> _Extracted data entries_
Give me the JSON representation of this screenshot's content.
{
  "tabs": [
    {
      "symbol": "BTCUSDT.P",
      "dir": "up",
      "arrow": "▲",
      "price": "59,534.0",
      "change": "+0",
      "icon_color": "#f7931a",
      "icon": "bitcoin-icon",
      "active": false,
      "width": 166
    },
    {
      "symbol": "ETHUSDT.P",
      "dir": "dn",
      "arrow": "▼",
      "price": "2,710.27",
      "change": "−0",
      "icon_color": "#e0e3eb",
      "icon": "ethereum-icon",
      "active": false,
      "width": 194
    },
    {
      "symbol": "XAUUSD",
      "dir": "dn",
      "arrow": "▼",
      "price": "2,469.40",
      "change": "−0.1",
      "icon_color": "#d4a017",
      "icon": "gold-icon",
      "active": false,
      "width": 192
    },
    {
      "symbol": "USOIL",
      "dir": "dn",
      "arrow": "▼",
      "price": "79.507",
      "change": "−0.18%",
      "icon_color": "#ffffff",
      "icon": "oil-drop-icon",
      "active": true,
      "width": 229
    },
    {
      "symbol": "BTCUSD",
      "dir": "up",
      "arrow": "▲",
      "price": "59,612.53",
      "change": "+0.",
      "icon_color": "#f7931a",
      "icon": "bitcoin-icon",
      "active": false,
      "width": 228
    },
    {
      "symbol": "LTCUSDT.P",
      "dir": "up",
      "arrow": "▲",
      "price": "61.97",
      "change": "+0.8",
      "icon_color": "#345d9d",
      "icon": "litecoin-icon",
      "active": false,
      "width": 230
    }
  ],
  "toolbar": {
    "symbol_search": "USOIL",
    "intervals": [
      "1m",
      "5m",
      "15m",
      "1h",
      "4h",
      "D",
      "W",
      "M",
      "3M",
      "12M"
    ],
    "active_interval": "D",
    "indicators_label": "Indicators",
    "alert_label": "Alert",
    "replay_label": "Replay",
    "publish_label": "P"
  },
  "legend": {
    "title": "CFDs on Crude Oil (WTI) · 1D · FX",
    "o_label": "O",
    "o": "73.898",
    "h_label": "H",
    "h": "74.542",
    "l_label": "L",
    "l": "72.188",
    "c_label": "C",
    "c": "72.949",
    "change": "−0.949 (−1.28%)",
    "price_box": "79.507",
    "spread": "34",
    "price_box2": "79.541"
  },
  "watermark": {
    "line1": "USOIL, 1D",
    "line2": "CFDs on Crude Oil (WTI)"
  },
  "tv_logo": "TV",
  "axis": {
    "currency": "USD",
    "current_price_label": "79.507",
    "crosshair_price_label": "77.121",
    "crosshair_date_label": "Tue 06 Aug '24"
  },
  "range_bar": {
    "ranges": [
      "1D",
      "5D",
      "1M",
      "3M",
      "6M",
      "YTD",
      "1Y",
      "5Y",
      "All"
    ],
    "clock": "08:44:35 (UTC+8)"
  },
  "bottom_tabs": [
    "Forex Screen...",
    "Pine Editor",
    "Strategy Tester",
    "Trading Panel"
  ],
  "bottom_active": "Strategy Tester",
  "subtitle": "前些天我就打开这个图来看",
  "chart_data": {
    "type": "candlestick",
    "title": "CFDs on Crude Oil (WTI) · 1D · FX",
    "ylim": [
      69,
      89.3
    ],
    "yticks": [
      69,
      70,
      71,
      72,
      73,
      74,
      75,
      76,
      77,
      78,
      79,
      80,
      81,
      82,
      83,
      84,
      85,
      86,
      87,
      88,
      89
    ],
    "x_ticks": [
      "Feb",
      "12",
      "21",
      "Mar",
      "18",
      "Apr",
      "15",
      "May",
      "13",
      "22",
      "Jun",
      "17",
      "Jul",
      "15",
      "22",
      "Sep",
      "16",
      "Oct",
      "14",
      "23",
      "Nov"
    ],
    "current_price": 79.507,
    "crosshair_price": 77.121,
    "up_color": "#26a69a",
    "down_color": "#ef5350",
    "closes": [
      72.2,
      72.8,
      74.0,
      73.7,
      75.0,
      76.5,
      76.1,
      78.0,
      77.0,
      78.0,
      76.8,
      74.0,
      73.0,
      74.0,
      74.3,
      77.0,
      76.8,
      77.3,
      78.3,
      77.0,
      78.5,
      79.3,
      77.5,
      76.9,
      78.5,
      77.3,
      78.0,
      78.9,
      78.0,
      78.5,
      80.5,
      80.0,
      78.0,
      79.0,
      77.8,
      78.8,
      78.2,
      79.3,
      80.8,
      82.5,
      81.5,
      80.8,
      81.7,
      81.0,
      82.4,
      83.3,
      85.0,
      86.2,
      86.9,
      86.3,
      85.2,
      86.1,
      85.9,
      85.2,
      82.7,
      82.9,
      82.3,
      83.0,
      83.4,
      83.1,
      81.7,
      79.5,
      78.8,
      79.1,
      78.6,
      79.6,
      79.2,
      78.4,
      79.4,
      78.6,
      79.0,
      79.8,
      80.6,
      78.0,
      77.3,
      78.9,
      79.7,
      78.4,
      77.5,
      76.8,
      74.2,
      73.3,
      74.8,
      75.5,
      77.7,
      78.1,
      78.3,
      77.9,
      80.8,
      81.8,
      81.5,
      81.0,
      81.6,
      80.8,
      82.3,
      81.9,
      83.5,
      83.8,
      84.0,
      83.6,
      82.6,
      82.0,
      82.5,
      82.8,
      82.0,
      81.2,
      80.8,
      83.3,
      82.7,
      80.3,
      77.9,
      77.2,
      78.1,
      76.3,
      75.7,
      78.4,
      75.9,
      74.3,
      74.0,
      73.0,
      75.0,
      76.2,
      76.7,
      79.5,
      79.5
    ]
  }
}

> _Problem to work on_
Transcribe every line of the data, exactly as it stands.

> _Expected answer_
Give me the JSON representation of this screenshot's content.
{
  "tabs": [
    {
      "symbol": "BTCUSDT.P",
      "dir": "up",
      "arrow": "▲",
      "price": "59,534.0",
      "change": "+0",
      "icon_color": "#f7931a",
      "icon": "bitcoin-icon",
      "active": false,
      "width": 166
    },
    {
      "symbol": "ETHUSDT.P",
      "dir": "dn",
      "arrow": "▼",
      "price": "2,710.27",
      "change": "−0",
      "icon_color": "#e0e3eb",
      "icon": "ethereum-icon",
      "active": false,
      "width": 194
    },
    {
      "symbol": "XAUUSD",
      "dir": "dn",
      "arrow": "▼",
      "price": "2,469.40",
      "change": "−0.1",
      "icon_color": "#d4a017",
      "icon": "gold-icon",
      "active": false,
      "width": 192
    },
    {
      "symbol": "USOIL",
      "dir": "dn",
      "arrow": "▼",
      "price": "79.507",
      "change": "−0.18%",
      "icon_color": "#ffffff",
      "icon": "oil-drop-icon",
      "active": true,
      "width": 229
    },
    {
      "symbol": "BTCUSD",
      "dir": "up",
      "arrow": "▲",
      "price": "59,612.53",
      "change": "+0.",
      "icon_color": "#f7931a",
      "icon": "bitcoin-icon",
      "active": false,
      "width": 228
    },
    {
      "symbol": "LTCUSDT.P",
      "dir": "up",
      "arrow": "▲",
      "price": "61.97",
      "change": "+0.8",
      "icon_color": "#345d9d",
      "icon": "litecoin-icon",
      "active": false,
      "width": 230
    }
  ],
  "toolbar": {
    "symbol_search": "USOIL",
    "intervals": [
      "1m",
      "5m",
      "15m",
      "1h",
      "4h",
      "D",
      "W",
      "M",
      "3M",
      "12M"
    ],
    "active_interval": "D",
    "indicators_label": "Indicators",
    "alert_label": "Alert",
    "replay_label": "Replay",
    "publish_label": "P"
  },
  "legend": {
    "title": "CFDs on Crude Oil (WTI) · 1D · FX",
    "o_label": "O",
    "o": "73.898",
    "h_label": "H",
    "h": "74.542",
    "l_label": "L",
    "l": "72.188",
    "c_label": "C",
    "c": "72.949",
    "change": "−0.949 (−1.28%)",
    "price_box": "79.507",
    "spread": "34",
    "price_box2": "79.541"
  },
  "watermark": {
    "line1": "USOIL, 1D",
    "line2": "CFDs on Crude Oil (WTI)"
  },
  "tv_logo": "TV",
  "axis": {
    "currency": "USD",
    "current_price_label": "79.507",
    "crosshair_price_label": "77.121",
    "crosshair_date_label": "Tue 06 Aug '24"
  },
  "range_bar": {
    "ranges": [
      "1D",
      "5D",
      "1M",
      "3M",
      "6M",
      "YTD",
      "1Y",
      "5Y",
      "All"
    ],
    "clock": "08:44:35 (UTC+8)"
  },
  "bottom_tabs": [
    "Forex Screen...",
    "Pine Editor",
    "Strategy Tester",
    "Trading Panel"
  ],
  "bottom_active": "Strategy Tester",
  "subtitle": "前些天我就打开这个图来看",
  "chart_data": {
    "type": "candlestick",
    "title": "CFDs on Crude Oil (WTI) · 1D · FX",
    "ylim": [
      69,
      89.3
    ],
    "yticks": [
      69,
      70,
      71,
      72,
      73,
      74,
      75,
      76,
      77,
      78,
      79,
      80,
      81,
      82,
      83,
      84,
      85,
      86,
      87,
      88,
      89
    ],
    "x_ticks": [
      "Feb",
      "12",
      "21",
      "Mar",
      "18",
      "Apr",
      "15",
      "May",
      "13",
      "22",
      "Jun",
      "17",
      "Jul",
      "15",
      "22",
      "Sep",
      "16",
      "Oct",
      "14",
      "23",
      "Nov"
    ],
    "current_price": 79.507,
    "crosshair_price": 77.121,
    "up_color": "#26a69a",
    "down_color": "#ef5350",
    "closes": [
      72.2,
      72.8,
      74.0,
      73.7,
      75.0,
      76.5,
      76.1,
      78.0,
      77.0,
      78.0,
      76.8,
      74.0,
      73.0,
      74.0,
      74.3,
      77.0,
      76.8,
      77.3,
      78.3,
      77.0,
      78.5,
      79.3,
      77.5,
      76.9,
      78.5,
      77.3,
      78.0,
      78.9,
      78.0,
      78.5,
      80.5,
      80.0,
      78.0,
      79.0,
      77.8,
      78.8,
      78.2,
      79.3,
      80.8,
      82.5,
      81.5,
      80.8,
      81.7,
      81.0,
      82.4,
      83.3,
      85.0,
      86.2,
      86.9,
      86.3,
      85.2,
      86.1,
      85.9,
      85.2,
      82.7,
      82.9,
      82.3,
      83.0,
      83.4,
      83.1,
      81.7,
      79.5,
      78.8,
      79.1,
      78.6,
      79.6,
      79.2,
      78.4,
      79.4,
      78.6,
      79.0,
      79.8,
      80.6,
      78.0,
      77.3,
      78.9,
      79.7,
      78.4,
      77.5,
      76.8,
      74.2,
      73.3,
      74.8,
      75.5,
      77.7,
      78.1,
      78.3,
      77.9,
      80.8,
      81.8,
      81.5,
      81.0,
      81.6,
      80.8,
      82.3,
      81.9,
      83.5,
      83.8,
      84.0,
      83.6,
      82.6,
      82.0,
      82.5,
      82.8,
      82.0,
      81.2,
      80.8,
      83.3,
      82.7,
      80.3,
      77.9,
      77.2,
      78.1,
      76.3,
      75.7,
      78.4,
      75.9,
      74.3,
      74.0,
      73.0,
      75.0,
      76.2,
      76.7,
      79.5,
      79.5
    ]
  }
}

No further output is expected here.